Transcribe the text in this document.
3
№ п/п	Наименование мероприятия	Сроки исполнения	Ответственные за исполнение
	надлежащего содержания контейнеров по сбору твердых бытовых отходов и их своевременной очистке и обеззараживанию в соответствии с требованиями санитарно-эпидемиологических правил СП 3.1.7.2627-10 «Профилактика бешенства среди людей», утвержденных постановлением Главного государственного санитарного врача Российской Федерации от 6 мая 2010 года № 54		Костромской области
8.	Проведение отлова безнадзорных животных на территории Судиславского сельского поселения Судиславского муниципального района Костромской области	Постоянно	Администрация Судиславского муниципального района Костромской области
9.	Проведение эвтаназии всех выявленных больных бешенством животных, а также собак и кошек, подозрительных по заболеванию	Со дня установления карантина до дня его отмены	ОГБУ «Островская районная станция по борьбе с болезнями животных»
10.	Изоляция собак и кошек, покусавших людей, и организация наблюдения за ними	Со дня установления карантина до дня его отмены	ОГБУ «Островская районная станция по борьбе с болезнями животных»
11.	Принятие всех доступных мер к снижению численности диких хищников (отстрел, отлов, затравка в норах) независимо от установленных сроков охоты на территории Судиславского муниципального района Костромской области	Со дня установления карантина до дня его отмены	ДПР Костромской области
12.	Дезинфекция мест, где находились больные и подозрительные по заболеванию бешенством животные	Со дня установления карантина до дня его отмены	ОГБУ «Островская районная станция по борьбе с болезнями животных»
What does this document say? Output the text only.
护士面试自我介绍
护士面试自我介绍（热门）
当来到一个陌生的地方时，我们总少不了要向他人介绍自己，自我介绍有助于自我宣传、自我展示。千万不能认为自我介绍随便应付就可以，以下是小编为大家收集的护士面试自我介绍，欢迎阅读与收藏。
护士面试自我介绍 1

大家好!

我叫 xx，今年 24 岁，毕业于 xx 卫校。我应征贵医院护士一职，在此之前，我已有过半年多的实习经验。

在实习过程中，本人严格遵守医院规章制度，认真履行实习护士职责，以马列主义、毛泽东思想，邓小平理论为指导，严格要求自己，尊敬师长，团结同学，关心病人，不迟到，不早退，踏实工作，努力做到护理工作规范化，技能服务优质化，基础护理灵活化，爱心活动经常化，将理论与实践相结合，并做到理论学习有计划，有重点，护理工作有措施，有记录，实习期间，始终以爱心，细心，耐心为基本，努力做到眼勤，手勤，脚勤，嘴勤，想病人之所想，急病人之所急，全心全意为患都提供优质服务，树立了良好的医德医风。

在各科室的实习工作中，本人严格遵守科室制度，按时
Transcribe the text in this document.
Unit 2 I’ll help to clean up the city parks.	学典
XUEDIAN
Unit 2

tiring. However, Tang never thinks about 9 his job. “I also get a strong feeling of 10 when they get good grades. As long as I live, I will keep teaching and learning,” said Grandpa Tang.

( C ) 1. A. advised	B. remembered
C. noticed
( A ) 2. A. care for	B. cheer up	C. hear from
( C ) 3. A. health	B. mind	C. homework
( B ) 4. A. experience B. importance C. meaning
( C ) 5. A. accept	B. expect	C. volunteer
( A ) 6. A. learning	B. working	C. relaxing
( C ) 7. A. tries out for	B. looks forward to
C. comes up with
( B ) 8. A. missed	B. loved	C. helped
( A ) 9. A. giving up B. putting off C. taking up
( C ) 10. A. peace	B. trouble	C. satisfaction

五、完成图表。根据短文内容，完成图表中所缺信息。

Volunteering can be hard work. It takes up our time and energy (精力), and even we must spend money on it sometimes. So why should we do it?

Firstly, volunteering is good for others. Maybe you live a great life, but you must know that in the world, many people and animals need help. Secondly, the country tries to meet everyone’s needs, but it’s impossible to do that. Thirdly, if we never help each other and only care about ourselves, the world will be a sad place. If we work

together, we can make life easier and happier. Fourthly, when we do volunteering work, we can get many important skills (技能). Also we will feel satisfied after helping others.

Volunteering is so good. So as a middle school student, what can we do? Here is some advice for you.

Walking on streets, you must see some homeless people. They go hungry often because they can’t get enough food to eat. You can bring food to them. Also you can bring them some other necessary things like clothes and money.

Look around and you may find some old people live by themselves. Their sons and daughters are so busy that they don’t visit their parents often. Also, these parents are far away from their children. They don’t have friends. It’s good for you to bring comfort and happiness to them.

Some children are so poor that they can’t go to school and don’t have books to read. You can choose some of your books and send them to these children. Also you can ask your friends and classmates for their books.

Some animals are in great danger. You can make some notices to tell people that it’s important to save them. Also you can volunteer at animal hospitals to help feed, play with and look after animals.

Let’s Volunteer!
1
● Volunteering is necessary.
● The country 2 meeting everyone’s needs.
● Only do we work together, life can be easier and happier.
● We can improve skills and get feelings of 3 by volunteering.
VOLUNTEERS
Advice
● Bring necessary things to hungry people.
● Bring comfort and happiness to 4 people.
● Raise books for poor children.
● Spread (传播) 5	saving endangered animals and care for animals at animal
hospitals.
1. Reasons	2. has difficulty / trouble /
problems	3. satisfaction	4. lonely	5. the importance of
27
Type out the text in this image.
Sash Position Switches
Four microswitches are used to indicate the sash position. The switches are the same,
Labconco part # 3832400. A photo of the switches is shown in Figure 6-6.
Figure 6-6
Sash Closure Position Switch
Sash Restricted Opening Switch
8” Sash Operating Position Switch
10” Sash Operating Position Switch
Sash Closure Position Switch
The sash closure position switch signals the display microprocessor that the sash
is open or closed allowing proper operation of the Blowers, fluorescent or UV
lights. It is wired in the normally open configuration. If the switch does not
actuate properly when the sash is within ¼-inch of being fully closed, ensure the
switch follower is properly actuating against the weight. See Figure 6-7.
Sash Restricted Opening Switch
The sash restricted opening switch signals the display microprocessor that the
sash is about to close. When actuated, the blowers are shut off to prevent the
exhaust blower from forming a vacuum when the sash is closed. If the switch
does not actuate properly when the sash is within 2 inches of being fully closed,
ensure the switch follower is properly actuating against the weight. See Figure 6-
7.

......

** TASK DIRECTIONS **
Using the entries above, return each line that includes the word "hungry".

** TASK OUTPUT **
Walking on streets, you must see some homeless people. They go hungry often because they can’t get enough food to eat. You can bring food to them. Also you can bring them some other necessary things like clothes and money.
● Bring necessary things to hungry people.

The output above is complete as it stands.